Available data =
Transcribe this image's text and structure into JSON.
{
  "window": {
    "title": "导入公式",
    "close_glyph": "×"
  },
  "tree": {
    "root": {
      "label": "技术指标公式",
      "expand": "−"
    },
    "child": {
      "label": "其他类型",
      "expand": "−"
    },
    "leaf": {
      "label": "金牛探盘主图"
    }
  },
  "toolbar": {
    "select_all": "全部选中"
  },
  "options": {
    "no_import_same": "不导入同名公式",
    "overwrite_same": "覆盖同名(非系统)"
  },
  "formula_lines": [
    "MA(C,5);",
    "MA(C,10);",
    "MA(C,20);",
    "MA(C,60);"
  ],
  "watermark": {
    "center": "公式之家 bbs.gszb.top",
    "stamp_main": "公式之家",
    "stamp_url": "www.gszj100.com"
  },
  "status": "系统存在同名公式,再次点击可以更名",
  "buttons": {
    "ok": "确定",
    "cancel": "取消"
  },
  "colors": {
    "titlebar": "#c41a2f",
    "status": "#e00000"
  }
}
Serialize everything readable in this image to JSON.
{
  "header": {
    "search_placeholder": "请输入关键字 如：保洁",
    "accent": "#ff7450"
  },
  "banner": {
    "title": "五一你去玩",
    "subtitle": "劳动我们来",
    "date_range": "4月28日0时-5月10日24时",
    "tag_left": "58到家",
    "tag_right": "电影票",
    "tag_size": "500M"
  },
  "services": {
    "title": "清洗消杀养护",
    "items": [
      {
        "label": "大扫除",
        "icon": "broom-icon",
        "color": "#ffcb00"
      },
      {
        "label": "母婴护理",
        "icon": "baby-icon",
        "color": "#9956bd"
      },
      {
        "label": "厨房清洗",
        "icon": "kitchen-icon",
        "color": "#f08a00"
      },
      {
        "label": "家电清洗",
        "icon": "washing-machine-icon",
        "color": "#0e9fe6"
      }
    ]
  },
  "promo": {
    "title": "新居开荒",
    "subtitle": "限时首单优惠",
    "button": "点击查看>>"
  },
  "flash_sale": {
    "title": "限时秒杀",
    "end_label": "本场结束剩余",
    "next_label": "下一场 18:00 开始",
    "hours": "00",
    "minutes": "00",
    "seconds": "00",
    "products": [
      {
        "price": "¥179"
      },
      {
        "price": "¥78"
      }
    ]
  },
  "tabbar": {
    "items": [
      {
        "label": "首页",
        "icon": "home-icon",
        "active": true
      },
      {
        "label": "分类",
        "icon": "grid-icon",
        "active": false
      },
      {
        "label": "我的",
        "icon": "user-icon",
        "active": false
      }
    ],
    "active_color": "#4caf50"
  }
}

Short task =
Search the lines for "公式之家". Copy each line that has it.

Result =
    "center": "公式之家 bbs.gszb.top",
    "stamp_main": "公式之家",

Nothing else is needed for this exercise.